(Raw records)
******************************
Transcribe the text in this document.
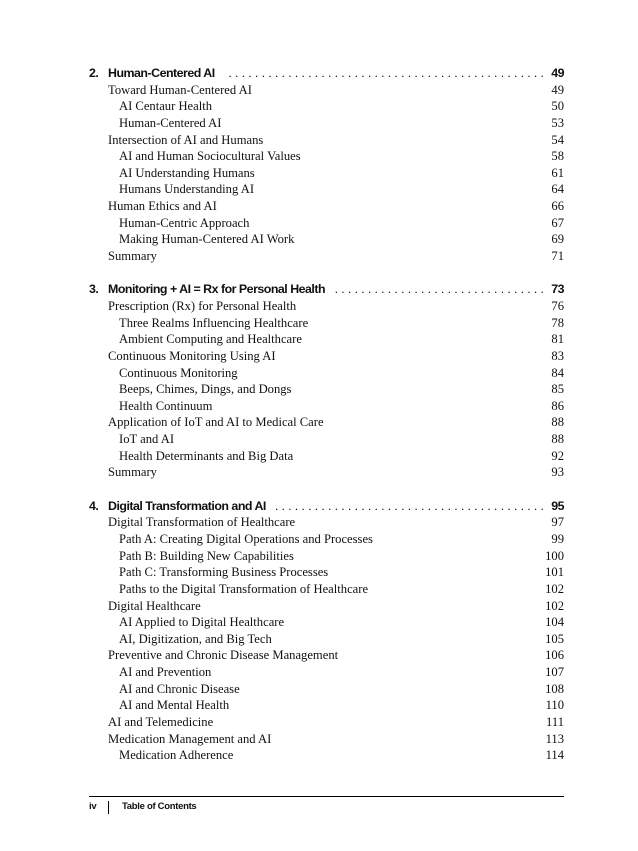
2. Human-Centered AI	................................................ 49
Toward Human-Centered AI	49
AI Centaur Health	50
Human-Centered AI	53
Intersection of AI and Humans	54
AI and Human Sociocultural Values	58
AI Understanding Humans	61
Humans Understanding AI	64
Human Ethics and AI	66
Human-Centric Approach	67
Making Human-Centered AI Work	69
Summary	71
3. Monitoring + AI = Rx for Personal Health ................................ 73
Prescription (Rx) for Personal Health	76
Three Realms Influencing Healthcare	78
Ambient Computing and Healthcare	81
Continuous Monitoring Using AI	83
Continuous Monitoring	84
Beeps, Chimes, Dings, and Dongs	85
Health Continuum	86
Application of IoT and AI to Medical Care	88
IoT and AI	88
Health Determinants and Big Data	92
Summary	93
4. Digital Transformation and AI ......................................... 95
Digital Transformation of Healthcare	97
Path A: Creating Digital Operations and Processes	99
Path B: Building New Capabilities	100
Path C: Transforming Business Processes	101
Paths to the Digital Transformation of Healthcare	102
Digital Healthcare	102
AI Applied to Digital Healthcare	104
AI, Digitization, and Big Tech	105
Preventive and Chronic Disease Management	106
AI and Prevention	107
AI and Chronic Disease	108
AI and Mental Health	110
AI and Telemedicine	111
Medication Management and AI	113
Medication Adherence	114
iv	Table of Contents
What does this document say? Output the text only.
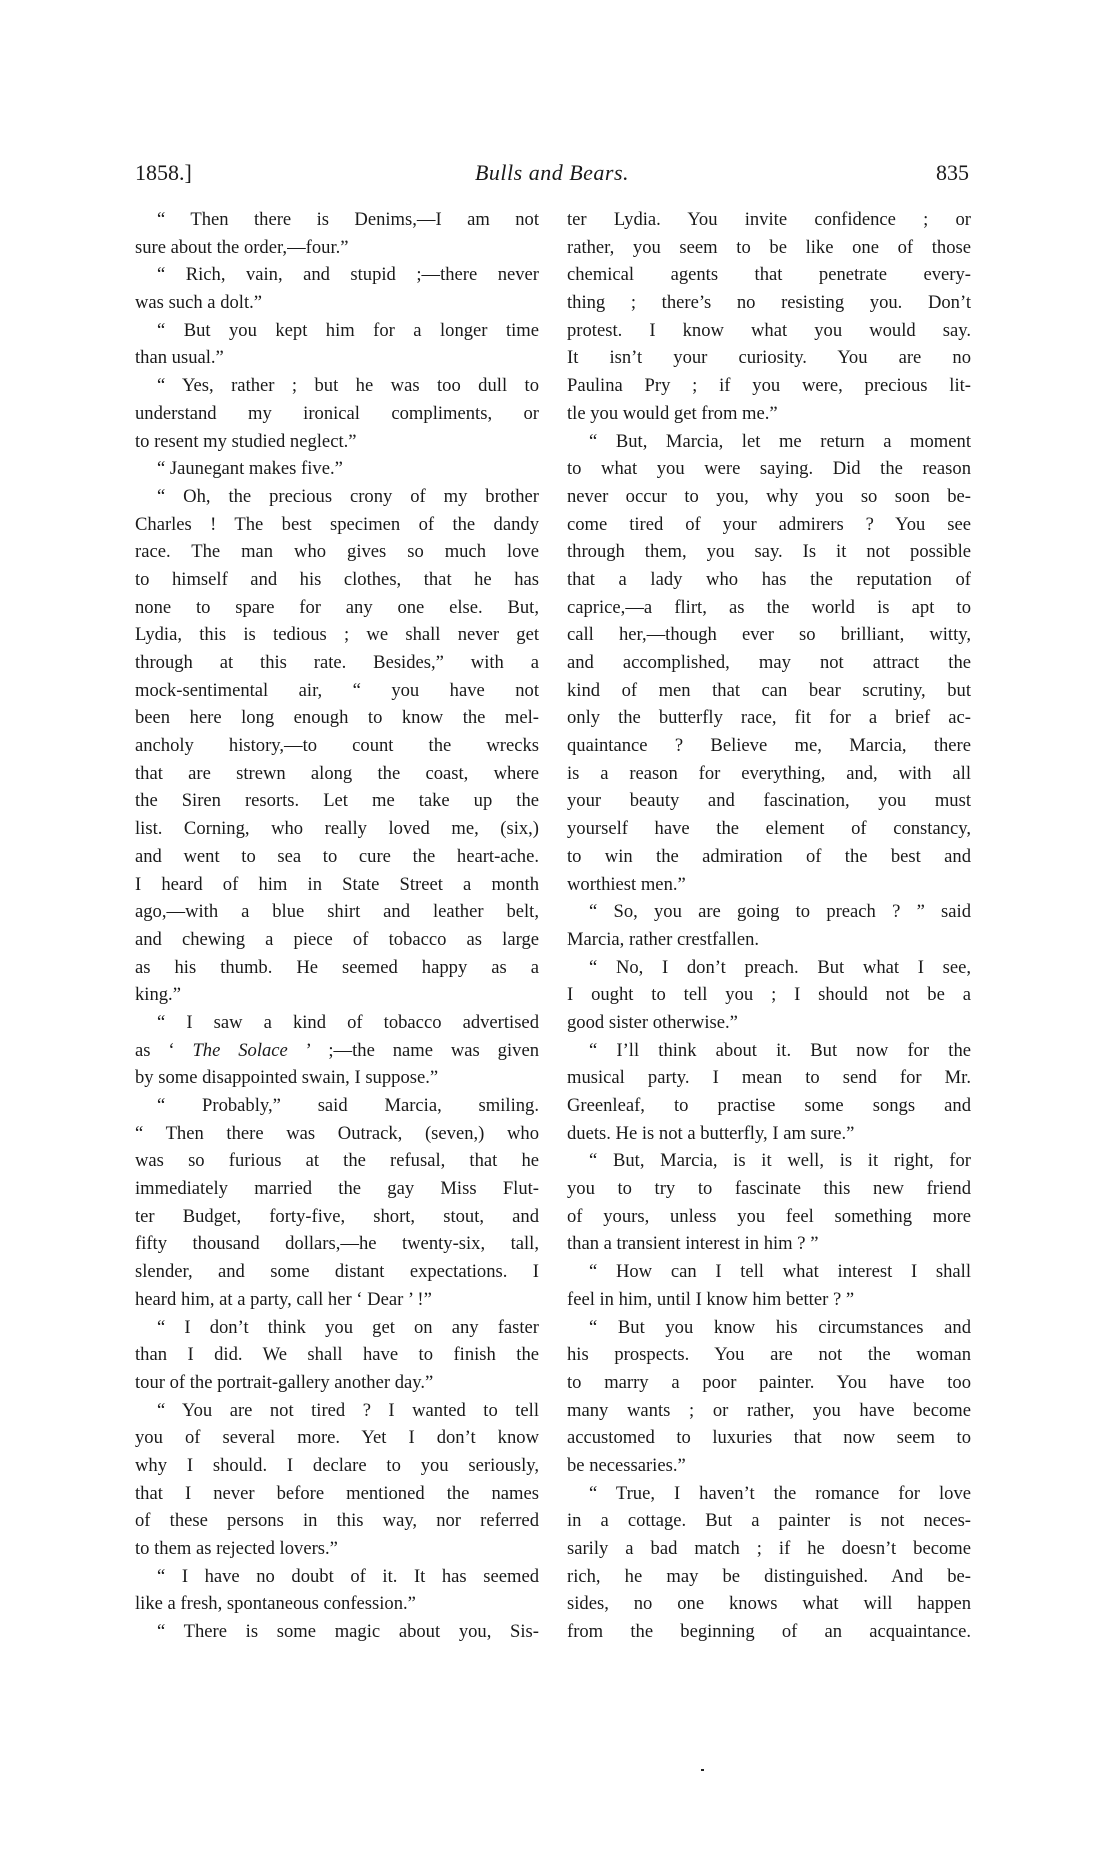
1858.]	Bulls and Bears.	835
“ Then there is Denims,—I am not
sure about the order,—four.”
“ Rich, vain, and stupid ;—there never
was such a dolt.”
“ But you kept him for a longer time
than usual.”
“ Yes, rather ; but he was too dull to
understand my ironical compliments, or
to resent my studied neglect.”
“ Jaunegant makes five.”
“ Oh, the precious crony of my brother
Charles ! The best specimen of the dandy
race. The man who gives so much love
to himself and his clothes, that he has
none to spare for any one else. But,
Lydia, this is tedious ; we shall never get
through at this rate. Besides,” with a
mock-sentimental air, “ you have not
been here long enough to know the mel-
ancholy history,—to count the wrecks
that are strewn along the coast, where
the Siren resorts. Let me take up the
list. Corning, who really loved me, (six,)
and went to sea to cure the heart-ache.
I heard of him in State Street a month
ago,—with a blue shirt and leather belt,
and chewing a piece of tobacco as large
as his thumb. He seemed happy as a
king.”
“ I saw a kind of tobacco advertised
as ‘ The Solace ’ ;—the name was given
by some disappointed swain, I suppose.”
“ Probably,” said Marcia, smiling.
“ Then there was Outrack, (seven,) who
was so furious at the refusal, that he
immediately married the gay Miss Flut-
ter Budget, forty-five, short, stout, and
fifty thousand dollars,—he twenty-six, tall,
slender, and some distant expectations. I
heard him, at a party, call her ‘ Dear ’ !”
“ I don’t think you get on any faster
than I did. We shall have to finish the
tour of the portrait-gallery another day.”
“ You are not tired ? I wanted to tell
you of several more. Yet I don’t know
why I should. I declare to you seriously,
that I never before mentioned the names
of these persons in this way, nor referred
to them as rejected lovers.”
“ I have no doubt of it. It has seemed
like a fresh, spontaneous confession.”
“ There is some magic about you, Sis-
ter Lydia. You invite confidence ; or
rather, you seem to be like one of those
chemical agents that penetrate every-
thing ; there’s no resisting you. Don’t
protest. I know what you would say.
It isn’t your curiosity. You are no
Paulina Pry ; if you were, precious lit-
tle you would get from me.”
“ But, Marcia, let me return a moment
to what you were saying. Did the reason
never occur to you, why you so soon be-
come tired of your admirers ? You see
through them, you say. Is it not possible
that a lady who has the reputation of
caprice,—a flirt, as the world is apt to
call her,—though ever so brilliant, witty,
and accomplished, may not attract the
kind of men that can bear scrutiny, but
only the butterfly race, fit for a brief ac-
quaintance ? Believe me, Marcia, there
is a reason for everything, and, with all
your beauty and fascination, you must
yourself have the element of constancy,
to win the admiration of the best and
worthiest men.”
“ So, you are going to preach ? ” said
Marcia, rather crestfallen.
“ No, I don’t preach. But what I see,
I ought to tell you ; I should not be a
good sister otherwise.”
“ I’ll think about it. But now for the
musical party. I mean to send for Mr.
Greenleaf, to practise some songs and
duets. He is not a butterfly, I am sure.”
“ But, Marcia, is it well, is it right, for
you to try to fascinate this new friend
of yours, unless you feel something more
than a transient interest in him ? ”
“ How can I tell what interest I shall
feel in him, until I know him better ? ”
“ But you know his circumstances and
his prospects. You are not the woman
to marry a poor painter. You have too
many wants ; or rather, you have become
accustomed to luxuries that now seem to
be necessaries.”
“ True, I haven’t the romance for love
in a cottage. But a painter is not neces-
sarily a bad match ; if he doesn’t become
rich, he may be distinguished. And be-
sides, no one knows what will happen
from the beginning of an acquaintance.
******************************
> **WHAT TO PRODUCE**
Output the lines above in full and exactly as given, omitting any pictures.

> **WORKED ANSWER**
Transcribe the text in this document.
2. Human-Centered AI	................................................ 49
Toward Human-Centered AI	49
AI Centaur Health	50
Human-Centered AI	53
Intersection of AI and Humans	54
AI and Human Sociocultural Values	58
AI Understanding Humans	61
Humans Understanding AI	64
Human Ethics and AI	66
Human-Centric Approach	67
Making Human-Centered AI Work	69
Summary	71
3. Monitoring + AI = Rx for Personal Health ................................ 73
Prescription (Rx) for Personal Health	76
Three Realms Influencing Healthcare	78
Ambient Computing and Healthcare	81
Continuous Monitoring Using AI	83
Continuous Monitoring	84
Beeps, Chimes, Dings, and Dongs	85
Health Continuum	86
Application of IoT and AI to Medical Care	88
IoT and AI	88
Health Determinants and Big Data	92
Summary	93
4. Digital Transformation and AI ......................................... 95
Digital Transformation of Healthcare	97
Path A: Creating Digital Operations and Processes	99
Path B: Building New Capabilities	100
Path C: Transforming Business Processes	101
Paths to the Digital Transformation of Healthcare	102
Digital Healthcare	102
AI Applied to Digital Healthcare	104
AI, Digitization, and Big Tech	105
Preventive and Chronic Disease Management	106
AI and Prevention	107
AI and Chronic Disease	108
AI and Mental Health	110
AI and Telemedicine	111
Medication Management and AI	113
Medication Adherence	114
iv	Table of Contents
What does this document say? Output the text only.
1858.]	Bulls and Bears.	835
“ Then there is Denims,—I am not
sure about the order,—four.”
“ Rich, vain, and stupid ;—there never
was such a dolt.”
“ But you kept him for a longer time
than usual.”
“ Yes, rather ; but he was too dull to
understand my ironical compliments, or
to resent my studied neglect.”
“ Jaunegant makes five.”
“ Oh, the precious crony of my brother
Charles ! The best specimen of the dandy
race. The man who gives so much love
to himself and his clothes, that he has
none to spare for any one else. But,
Lydia, this is tedious ; we shall never get
through at this rate. Besides,” with a
mock-sentimental air, “ you have not
been here long enough to know the mel-
ancholy history,—to count the wrecks
that are strewn along the coast, where
the Siren resorts. Let me take up the
list. Corning, who really loved me, (six,)
and went to sea to cure the heart-ache.
I heard of him in State Street a month
ago,—with a blue shirt and leather belt,
and chewing a piece of tobacco as large
as his thumb. He seemed happy as a
king.”
“ I saw a kind of tobacco advertised
as ‘ The Solace ’ ;—the name was given
by some disappointed swain, I suppose.”
“ Probably,” said Marcia, smiling.
“ Then there was Outrack, (seven,) who
was so furious at the refusal, that he
immediately married the gay Miss Flut-
ter Budget, forty-five, short, stout, and
fifty thousand dollars,—he twenty-six, tall,
slender, and some distant expectations. I
heard him, at a party, call her ‘ Dear ’ !”
“ I don’t think you get on any faster
than I did. We shall have to finish the
tour of the portrait-gallery another day.”
“ You are not tired ? I wanted to tell
you of several more. Yet I don’t know
why I should. I declare to you seriously,
that I never before mentioned the names
of these persons in this way, nor referred
to them as rejected lovers.”
“ I have no doubt of it. It has seemed
like a fresh, spontaneous confession.”
“ There is some magic about you, Sis-
ter Lydia. You invite confidence ; or
rather, you seem to be like one of those
chemical agents that penetrate every-
thing ; there’s no resisting you. Don’t
protest. I know what you would say.
It isn’t your curiosity. You are no
Paulina Pry ; if you were, precious lit-
tle you would get from me.”
“ But, Marcia, let me return a moment
to what you were saying. Did the reason
never occur to you, why you so soon be-
come tired of your admirers ? You see
through them, you say. Is it not possible
that a lady who has the reputation of
caprice,—a flirt, as the world is apt to
call her,—though ever so brilliant, witty,
and accomplished, may not attract the
kind of men that can bear scrutiny, but
only the butterfly race, fit for a brief ac-
quaintance ? Believe me, Marcia, there
is a reason for everything, and, with all
your beauty and fascination, you must
yourself have the element of constancy,
to win the admiration of the best and
worthiest men.”
“ So, you are going to preach ? ” said
Marcia, rather crestfallen.
“ No, I don’t preach. But what I see,
I ought to tell you ; I should not be a
good sister otherwise.”
“ I’ll think about it. But now for the
musical party. I mean to send for Mr.
Greenleaf, to practise some songs and
duets. He is not a butterfly, I am sure.”
“ But, Marcia, is it well, is it right, for
you to try to fascinate this new friend
of yours, unless you feel something more
than a transient interest in him ? ”
“ How can I tell what interest I shall
feel in him, until I know him better ? ”
“ But you know his circumstances and
his prospects. You are not the woman
to marry a poor painter. You have too
many wants ; or rather, you have become
accustomed to luxuries that now seem to
be necessaries.”
“ True, I haven’t the romance for love
in a cottage. But a painter is not neces-
sarily a bad match ; if he doesn’t become
rich, he may be distinguished. And be-
sides, no one knows what will happen
from the beginning of an acquaintance.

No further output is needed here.